»»

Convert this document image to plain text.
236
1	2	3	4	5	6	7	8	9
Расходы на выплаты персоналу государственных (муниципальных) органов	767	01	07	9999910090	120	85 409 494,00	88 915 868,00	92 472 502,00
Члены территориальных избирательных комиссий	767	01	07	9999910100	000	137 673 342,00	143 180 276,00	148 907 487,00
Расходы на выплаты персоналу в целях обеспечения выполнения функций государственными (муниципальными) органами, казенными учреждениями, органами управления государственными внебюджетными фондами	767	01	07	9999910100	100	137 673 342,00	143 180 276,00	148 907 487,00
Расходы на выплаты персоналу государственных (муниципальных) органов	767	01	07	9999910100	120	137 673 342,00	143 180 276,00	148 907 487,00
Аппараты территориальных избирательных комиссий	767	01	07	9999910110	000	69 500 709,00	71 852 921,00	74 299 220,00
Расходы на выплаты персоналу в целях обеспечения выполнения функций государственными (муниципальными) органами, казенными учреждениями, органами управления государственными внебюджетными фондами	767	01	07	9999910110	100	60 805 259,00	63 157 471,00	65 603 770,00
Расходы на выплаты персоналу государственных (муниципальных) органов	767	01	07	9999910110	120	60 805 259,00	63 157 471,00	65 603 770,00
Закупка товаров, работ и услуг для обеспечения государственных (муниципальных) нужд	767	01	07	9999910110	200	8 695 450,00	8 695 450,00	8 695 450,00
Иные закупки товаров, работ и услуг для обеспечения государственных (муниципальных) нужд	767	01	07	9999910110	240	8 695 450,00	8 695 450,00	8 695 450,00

««

_Task description_: Give back the data above exactly as it appears.

_Solution below_:
Convert this document image to plain text.
236
1	2	3	4	5	6	7	8	9
Расходы на выплаты персоналу государственных (муниципальных) органов	767	01	07	9999910090	120	85 409 494,00	88 915 868,00	92 472 502,00
Члены территориальных избирательных комиссий	767	01	07	9999910100	000	137 673 342,00	143 180 276,00	148 907 487,00
Расходы на выплаты персоналу в целях обеспечения выполнения функций государственными (муниципальными) органами, казенными учреждениями, органами управления государственными внебюджетными фондами	767	01	07	9999910100	100	137 673 342,00	143 180 276,00	148 907 487,00
Расходы на выплаты персоналу государственных (муниципальных) органов	767	01	07	9999910100	120	137 673 342,00	143 180 276,00	148 907 487,00
Аппараты территориальных избирательных комиссий	767	01	07	9999910110	000	69 500 709,00	71 852 921,00	74 299 220,00
Расходы на выплаты персоналу в целях обеспечения выполнения функций государственными (муниципальными) органами, казенными учреждениями, органами управления государственными внебюджетными фондами	767	01	07	9999910110	100	60 805 259,00	63 157 471,00	65 603 770,00
Расходы на выплаты персоналу государственных (муниципальных) органов	767	01	07	9999910110	120	60 805 259,00	63 157 471,00	65 603 770,00
Закупка товаров, работ и услуг для обеспечения государственных (муниципальных) нужд	767	01	07	9999910110	200	8 695 450,00	8 695 450,00	8 695 450,00
Иные закупки товаров, работ и услуг для обеспечения государственных (муниципальных) нужд	767	01	07	9999910110	240	8 695 450,00	8 695 450,00	8 695 450,00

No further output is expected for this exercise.